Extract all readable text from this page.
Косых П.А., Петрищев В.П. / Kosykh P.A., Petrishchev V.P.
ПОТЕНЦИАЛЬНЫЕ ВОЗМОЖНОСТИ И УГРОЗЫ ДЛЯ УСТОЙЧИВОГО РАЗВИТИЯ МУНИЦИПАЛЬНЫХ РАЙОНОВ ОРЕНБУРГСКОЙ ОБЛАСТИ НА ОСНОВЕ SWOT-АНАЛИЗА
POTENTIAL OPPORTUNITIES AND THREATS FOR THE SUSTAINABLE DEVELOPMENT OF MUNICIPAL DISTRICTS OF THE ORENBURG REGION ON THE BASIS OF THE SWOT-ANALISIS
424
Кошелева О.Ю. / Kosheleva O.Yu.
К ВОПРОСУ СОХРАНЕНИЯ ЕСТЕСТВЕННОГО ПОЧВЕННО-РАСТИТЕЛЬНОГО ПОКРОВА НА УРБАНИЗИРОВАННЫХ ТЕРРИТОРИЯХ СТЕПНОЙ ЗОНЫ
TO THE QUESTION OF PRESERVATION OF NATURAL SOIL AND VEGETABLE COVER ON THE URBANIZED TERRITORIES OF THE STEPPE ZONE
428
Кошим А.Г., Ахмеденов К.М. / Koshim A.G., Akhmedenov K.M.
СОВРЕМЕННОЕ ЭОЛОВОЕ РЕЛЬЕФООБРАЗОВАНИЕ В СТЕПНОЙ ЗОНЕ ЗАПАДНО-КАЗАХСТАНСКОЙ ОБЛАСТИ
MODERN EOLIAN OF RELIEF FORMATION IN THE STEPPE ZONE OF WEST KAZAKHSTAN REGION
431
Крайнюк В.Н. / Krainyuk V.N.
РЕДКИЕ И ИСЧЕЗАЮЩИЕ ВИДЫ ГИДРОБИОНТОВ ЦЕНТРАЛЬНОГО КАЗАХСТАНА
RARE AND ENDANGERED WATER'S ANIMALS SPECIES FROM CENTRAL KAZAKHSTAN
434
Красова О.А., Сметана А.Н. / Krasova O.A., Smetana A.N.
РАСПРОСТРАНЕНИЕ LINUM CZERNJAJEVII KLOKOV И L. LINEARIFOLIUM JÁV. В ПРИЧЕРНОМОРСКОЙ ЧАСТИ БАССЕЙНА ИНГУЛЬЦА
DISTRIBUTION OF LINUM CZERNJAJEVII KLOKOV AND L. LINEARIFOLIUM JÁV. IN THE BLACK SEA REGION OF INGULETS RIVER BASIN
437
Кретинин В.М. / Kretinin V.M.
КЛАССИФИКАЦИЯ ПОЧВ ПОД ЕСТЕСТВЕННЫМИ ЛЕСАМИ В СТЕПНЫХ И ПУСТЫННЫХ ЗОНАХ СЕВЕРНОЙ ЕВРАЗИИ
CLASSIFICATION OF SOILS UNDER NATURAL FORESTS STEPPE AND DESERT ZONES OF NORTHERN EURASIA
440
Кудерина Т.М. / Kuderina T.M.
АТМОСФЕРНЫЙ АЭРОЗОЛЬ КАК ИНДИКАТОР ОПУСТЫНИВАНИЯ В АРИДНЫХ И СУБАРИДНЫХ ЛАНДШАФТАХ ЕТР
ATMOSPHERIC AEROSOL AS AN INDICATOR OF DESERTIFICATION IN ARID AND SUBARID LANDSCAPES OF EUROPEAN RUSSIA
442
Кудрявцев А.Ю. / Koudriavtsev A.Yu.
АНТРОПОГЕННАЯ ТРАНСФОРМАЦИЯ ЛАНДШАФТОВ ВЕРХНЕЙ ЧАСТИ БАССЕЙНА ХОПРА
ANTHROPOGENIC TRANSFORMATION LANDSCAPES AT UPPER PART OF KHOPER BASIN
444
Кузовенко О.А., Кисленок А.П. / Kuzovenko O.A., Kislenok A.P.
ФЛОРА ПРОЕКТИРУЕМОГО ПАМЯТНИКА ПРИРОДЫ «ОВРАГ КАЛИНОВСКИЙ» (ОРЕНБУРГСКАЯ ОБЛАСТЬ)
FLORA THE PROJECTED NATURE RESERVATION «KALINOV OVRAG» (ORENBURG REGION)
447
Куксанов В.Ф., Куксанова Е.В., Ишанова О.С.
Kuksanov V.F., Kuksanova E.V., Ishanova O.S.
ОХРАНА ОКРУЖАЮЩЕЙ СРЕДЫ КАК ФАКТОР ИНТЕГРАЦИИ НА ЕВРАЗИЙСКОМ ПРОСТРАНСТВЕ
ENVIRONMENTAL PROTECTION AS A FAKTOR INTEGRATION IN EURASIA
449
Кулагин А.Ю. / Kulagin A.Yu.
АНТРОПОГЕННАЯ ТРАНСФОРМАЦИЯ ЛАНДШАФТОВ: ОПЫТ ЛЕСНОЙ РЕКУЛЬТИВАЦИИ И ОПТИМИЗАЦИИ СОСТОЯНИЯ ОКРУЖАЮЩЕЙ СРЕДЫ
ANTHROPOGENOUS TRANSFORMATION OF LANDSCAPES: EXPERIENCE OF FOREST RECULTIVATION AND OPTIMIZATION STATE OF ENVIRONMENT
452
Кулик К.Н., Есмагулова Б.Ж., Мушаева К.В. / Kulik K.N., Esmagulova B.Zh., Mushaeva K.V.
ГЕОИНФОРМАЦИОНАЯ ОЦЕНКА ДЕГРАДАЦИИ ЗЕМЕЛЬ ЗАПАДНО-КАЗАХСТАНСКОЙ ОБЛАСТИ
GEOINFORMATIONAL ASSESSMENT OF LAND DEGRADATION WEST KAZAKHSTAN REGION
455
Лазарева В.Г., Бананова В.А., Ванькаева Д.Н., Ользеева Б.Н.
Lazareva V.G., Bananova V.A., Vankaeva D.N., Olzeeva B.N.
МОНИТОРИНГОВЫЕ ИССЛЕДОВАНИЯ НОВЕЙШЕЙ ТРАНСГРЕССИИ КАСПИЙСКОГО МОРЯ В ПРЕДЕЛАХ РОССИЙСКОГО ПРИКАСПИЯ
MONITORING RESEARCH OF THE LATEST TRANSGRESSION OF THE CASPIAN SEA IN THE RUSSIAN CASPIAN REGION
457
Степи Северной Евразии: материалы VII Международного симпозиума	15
-=-=-=-=-
### Problem requirements
Each record above should be returned exactly as it appears.

### Answer to the task
Extract all readable text from this page.
Косых П.А., Петрищев В.П. / Kosykh P.A., Petrishchev V.P.
ПОТЕНЦИАЛЬНЫЕ ВОЗМОЖНОСТИ И УГРОЗЫ ДЛЯ УСТОЙЧИВОГО РАЗВИТИЯ МУНИЦИПАЛЬНЫХ РАЙОНОВ ОРЕНБУРГСКОЙ ОБЛАСТИ НА ОСНОВЕ SWOT-АНАЛИЗА
POTENTIAL OPPORTUNITIES AND THREATS FOR THE SUSTAINABLE DEVELOPMENT OF MUNICIPAL DISTRICTS OF THE ORENBURG REGION ON THE BASIS OF THE SWOT-ANALISIS
424
Кошелева О.Ю. / Kosheleva O.Yu.
К ВОПРОСУ СОХРАНЕНИЯ ЕСТЕСТВЕННОГО ПОЧВЕННО-РАСТИТЕЛЬНОГО ПОКРОВА НА УРБАНИЗИРОВАННЫХ ТЕРРИТОРИЯХ СТЕПНОЙ ЗОНЫ
TO THE QUESTION OF PRESERVATION OF NATURAL SOIL AND VEGETABLE COVER ON THE URBANIZED TERRITORIES OF THE STEPPE ZONE
428
Кошим А.Г., Ахмеденов К.М. / Koshim A.G., Akhmedenov K.M.
СОВРЕМЕННОЕ ЭОЛОВОЕ РЕЛЬЕФООБРАЗОВАНИЕ В СТЕПНОЙ ЗОНЕ ЗАПАДНО-КАЗАХСТАНСКОЙ ОБЛАСТИ
MODERN EOLIAN OF RELIEF FORMATION IN THE STEPPE ZONE OF WEST KAZAKHSTAN REGION
431
Крайнюк В.Н. / Krainyuk V.N.
РЕДКИЕ И ИСЧЕЗАЮЩИЕ ВИДЫ ГИДРОБИОНТОВ ЦЕНТРАЛЬНОГО КАЗАХСТАНА
RARE AND ENDANGERED WATER'S ANIMALS SPECIES FROM CENTRAL KAZAKHSTAN
434
Красова О.А., Сметана А.Н. / Krasova O.A., Smetana A.N.
РАСПРОСТРАНЕНИЕ LINUM CZERNJAJEVII KLOKOV И L. LINEARIFOLIUM JÁV. В ПРИЧЕРНОМОРСКОЙ ЧАСТИ БАССЕЙНА ИНГУЛЬЦА
DISTRIBUTION OF LINUM CZERNJAJEVII KLOKOV AND L. LINEARIFOLIUM JÁV. IN THE BLACK SEA REGION OF INGULETS RIVER BASIN
437
Кретинин В.М. / Kretinin V.M.
КЛАССИФИКАЦИЯ ПОЧВ ПОД ЕСТЕСТВЕННЫМИ ЛЕСАМИ В СТЕПНЫХ И ПУСТЫННЫХ ЗОНАХ СЕВЕРНОЙ ЕВРАЗИИ
CLASSIFICATION OF SOILS UNDER NATURAL FORESTS STEPPE AND DESERT ZONES OF NORTHERN EURASIA
440
Кудерина Т.М. / Kuderina T.M.
АТМОСФЕРНЫЙ АЭРОЗОЛЬ КАК ИНДИКАТОР ОПУСТЫНИВАНИЯ В АРИДНЫХ И СУБАРИДНЫХ ЛАНДШАФТАХ ЕТР
ATMOSPHERIC AEROSOL AS AN INDICATOR OF DESERTIFICATION IN ARID AND SUBARID LANDSCAPES OF EUROPEAN RUSSIA
442
Кудрявцев А.Ю. / Koudriavtsev A.Yu.
АНТРОПОГЕННАЯ ТРАНСФОРМАЦИЯ ЛАНДШАФТОВ ВЕРХНЕЙ ЧАСТИ БАССЕЙНА ХОПРА
ANTHROPOGENIC TRANSFORMATION LANDSCAPES AT UPPER PART OF KHOPER BASIN
444
Кузовенко О.А., Кисленок А.П. / Kuzovenko O.A., Kislenok A.P.
ФЛОРА ПРОЕКТИРУЕМОГО ПАМЯТНИКА ПРИРОДЫ «ОВРАГ КАЛИНОВСКИЙ» (ОРЕНБУРГСКАЯ ОБЛАСТЬ)
FLORA THE PROJECTED NATURE RESERVATION «KALINOV OVRAG» (ORENBURG REGION)
447
Куксанов В.Ф., Куксанова Е.В., Ишанова О.С.
Kuksanov V.F., Kuksanova E.V., Ishanova O.S.
ОХРАНА ОКРУЖАЮЩЕЙ СРЕДЫ КАК ФАКТОР ИНТЕГРАЦИИ НА ЕВРАЗИЙСКОМ ПРОСТРАНСТВЕ
ENVIRONMENTAL PROTECTION AS A FAKTOR INTEGRATION IN EURASIA
449
Кулагин А.Ю. / Kulagin A.Yu.
АНТРОПОГЕННАЯ ТРАНСФОРМАЦИЯ ЛАНДШАФТОВ: ОПЫТ ЛЕСНОЙ РЕКУЛЬТИВАЦИИ И ОПТИМИЗАЦИИ СОСТОЯНИЯ ОКРУЖАЮЩЕЙ СРЕДЫ
ANTHROPOGENOUS TRANSFORMATION OF LANDSCAPES: EXPERIENCE OF FOREST RECULTIVATION AND OPTIMIZATION STATE OF ENVIRONMENT
452
Кулик К.Н., Есмагулова Б.Ж., Мушаева К.В. / Kulik K.N., Esmagulova B.Zh., Mushaeva K.V.
ГЕОИНФОРМАЦИОНАЯ ОЦЕНКА ДЕГРАДАЦИИ ЗЕМЕЛЬ ЗАПАДНО-КАЗАХСТАНСКОЙ ОБЛАСТИ
GEOINFORMATIONAL ASSESSMENT OF LAND DEGRADATION WEST KAZAKHSTAN REGION
455
Лазарева В.Г., Бананова В.А., Ванькаева Д.Н., Ользеева Б.Н.
Lazareva V.G., Bananova V.A., Vankaeva D.N., Olzeeva B.N.
МОНИТОРИНГОВЫЕ ИССЛЕДОВАНИЯ НОВЕЙШЕЙ ТРАНСГРЕССИИ КАСПИЙСКОГО МОРЯ В ПРЕДЕЛАХ РОССИЙСКОГО ПРИКАСПИЯ
MONITORING RESEARCH OF THE LATEST TRANSGRESSION OF THE CASPIAN SEA IN THE RUSSIAN CASPIAN REGION
457
Степи Северной Евразии: материалы VII Международного симпозиума	15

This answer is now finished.